----- RECORDS FOR THE TASK -----

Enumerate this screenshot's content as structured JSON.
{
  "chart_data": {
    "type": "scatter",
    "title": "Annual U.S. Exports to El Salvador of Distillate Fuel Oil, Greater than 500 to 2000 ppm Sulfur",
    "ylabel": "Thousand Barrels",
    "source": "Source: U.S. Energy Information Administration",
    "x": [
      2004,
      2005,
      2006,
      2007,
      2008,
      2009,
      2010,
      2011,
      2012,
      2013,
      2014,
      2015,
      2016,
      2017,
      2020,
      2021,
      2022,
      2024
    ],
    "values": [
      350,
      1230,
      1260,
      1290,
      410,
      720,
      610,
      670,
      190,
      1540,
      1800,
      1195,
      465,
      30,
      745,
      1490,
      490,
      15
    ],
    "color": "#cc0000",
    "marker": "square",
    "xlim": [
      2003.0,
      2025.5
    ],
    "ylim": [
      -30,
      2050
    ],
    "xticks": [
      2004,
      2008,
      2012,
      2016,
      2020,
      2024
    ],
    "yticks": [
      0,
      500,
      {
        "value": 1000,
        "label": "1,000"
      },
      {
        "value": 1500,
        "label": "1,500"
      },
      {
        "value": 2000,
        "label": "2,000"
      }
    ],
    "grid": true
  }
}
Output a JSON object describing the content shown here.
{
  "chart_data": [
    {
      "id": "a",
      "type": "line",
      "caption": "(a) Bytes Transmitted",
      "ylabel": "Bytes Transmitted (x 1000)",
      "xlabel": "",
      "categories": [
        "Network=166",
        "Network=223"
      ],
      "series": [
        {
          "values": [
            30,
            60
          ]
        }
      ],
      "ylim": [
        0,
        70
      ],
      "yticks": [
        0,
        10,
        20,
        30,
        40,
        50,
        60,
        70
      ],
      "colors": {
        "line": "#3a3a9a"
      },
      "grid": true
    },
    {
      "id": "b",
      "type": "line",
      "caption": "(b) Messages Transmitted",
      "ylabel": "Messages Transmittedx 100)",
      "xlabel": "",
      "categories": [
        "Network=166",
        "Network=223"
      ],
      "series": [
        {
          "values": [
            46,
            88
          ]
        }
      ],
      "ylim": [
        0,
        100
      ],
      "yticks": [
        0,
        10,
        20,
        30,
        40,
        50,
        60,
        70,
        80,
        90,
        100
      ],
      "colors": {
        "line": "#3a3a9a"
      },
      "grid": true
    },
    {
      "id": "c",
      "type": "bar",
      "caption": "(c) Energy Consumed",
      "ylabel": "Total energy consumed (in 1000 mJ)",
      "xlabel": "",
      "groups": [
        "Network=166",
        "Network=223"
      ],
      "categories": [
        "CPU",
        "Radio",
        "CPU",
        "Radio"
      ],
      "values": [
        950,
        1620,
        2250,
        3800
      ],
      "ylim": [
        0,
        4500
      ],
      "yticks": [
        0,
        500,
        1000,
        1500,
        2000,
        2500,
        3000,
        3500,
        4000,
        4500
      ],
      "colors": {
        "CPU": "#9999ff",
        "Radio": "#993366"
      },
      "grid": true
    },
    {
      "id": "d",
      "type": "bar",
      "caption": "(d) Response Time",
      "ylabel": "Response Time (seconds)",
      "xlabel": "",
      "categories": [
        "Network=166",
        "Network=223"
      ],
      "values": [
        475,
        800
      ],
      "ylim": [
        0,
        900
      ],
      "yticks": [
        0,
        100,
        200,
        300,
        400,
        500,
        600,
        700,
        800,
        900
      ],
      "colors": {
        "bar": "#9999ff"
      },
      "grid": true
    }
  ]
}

-----

In full and verbatim, repeat the records given above.

Enumerate this screenshot's content as structured JSON.
{
  "chart_data": {
    "type": "scatter",
    "title": "Annual U.S. Exports to El Salvador of Distillate Fuel Oil, Greater than 500 to 2000 ppm Sulfur",
    "ylabel": "Thousand Barrels",
    "source": "Source: U.S. Energy Information Administration",
    "x": [
      2004,
      2005,
      2006,
      2007,
      2008,
      2009,
      2010,
      2011,
      2012,
      2013,
      2014,
      2015,
      2016,
      2017,
      2020,
      2021,
      2022,
      2024
    ],
    "values": [
      350,
      1230,
      1260,
      1290,
      410,
      720,
      610,
      670,
      190,
      1540,
      1800,
      1195,
      465,
      30,
      745,
      1490,
      490,
      15
    ],
    "color": "#cc0000",
    "marker": "square",
    "xlim": [
      2003.0,
      2025.5
    ],
    "ylim": [
      -30,
      2050
    ],
    "xticks": [
      2004,
      2008,
      2012,
      2016,
      2020,
      2024
    ],
    "yticks": [
      0,
      500,
      {
        "value": 1000,
        "label": "1,000"
      },
      {
        "value": 1500,
        "label": "1,500"
      },
      {
        "value": 2000,
        "label": "2,000"
      }
    ],
    "grid": true
  }
}
Output a JSON object describing the content shown here.
{
  "chart_data": [
    {
      "id": "a",
      "type": "line",
      "caption": "(a) Bytes Transmitted",
      "ylabel": "Bytes Transmitted (x 1000)",
      "xlabel": "",
      "categories": [
        "Network=166",
        "Network=223"
      ],
      "series": [
        {
          "values": [
            30,
            60
          ]
        }
      ],
      "ylim": [
        0,
        70
      ],
      "yticks": [
        0,
        10,
        20,
        30,
        40,
        50,
        60,
        70
      ],
      "colors": {
        "line": "#3a3a9a"
      },
      "grid": true
    },
    {
      "id": "b",
      "type": "line",
      "caption": "(b) Messages Transmitted",
      "ylabel": "Messages Transmittedx 100)",
      "xlabel": "",
      "categories": [
        "Network=166",
        "Network=223"
      ],
      "series": [
        {
          "values": [
            46,
            88
          ]
        }
      ],
      "ylim": [
        0,
        100
      ],
      "yticks": [
        0,
        10,
        20,
        30,
        40,
        50,
        60,
        70,
        80,
        90,
        100
      ],
      "colors": {
        "line": "#3a3a9a"
      },
      "grid": true
    },
    {
      "id": "c",
      "type": "bar",
      "caption": "(c) Energy Consumed",
      "ylabel": "Total energy consumed (in 1000 mJ)",
      "xlabel": "",
      "groups": [
        "Network=166",
        "Network=223"
      ],
      "categories": [
        "CPU",
        "Radio",
        "CPU",
        "Radio"
      ],
      "values": [
        950,
        1620,
        2250,
        3800
      ],
      "ylim": [
        0,
        4500
      ],
      "yticks": [
        0,
        500,
        1000,
        1500,
        2000,
        2500,
        3000,
        3500,
        4000,
        4500
      ],
      "colors": {
        "CPU": "#9999ff",
        "Radio": "#993366"
      },
      "grid": true
    },
    {
      "id": "d",
      "type": "bar",
      "caption": "(d) Response Time",
      "ylabel": "Response Time (seconds)",
      "xlabel": "",
      "categories": [
        "Network=166",
        "Network=223"
      ],
      "values": [
        475,
        800
      ],
      "ylim": [
        0,
        900
      ],
      "yticks": [
        0,
        100,
        200,
        300,
        400,
        500,
        600,
        700,
        800,
        900
      ],
      "colors": {
        "bar": "#9999ff"
      },
      "grid": true
    }
  ]
}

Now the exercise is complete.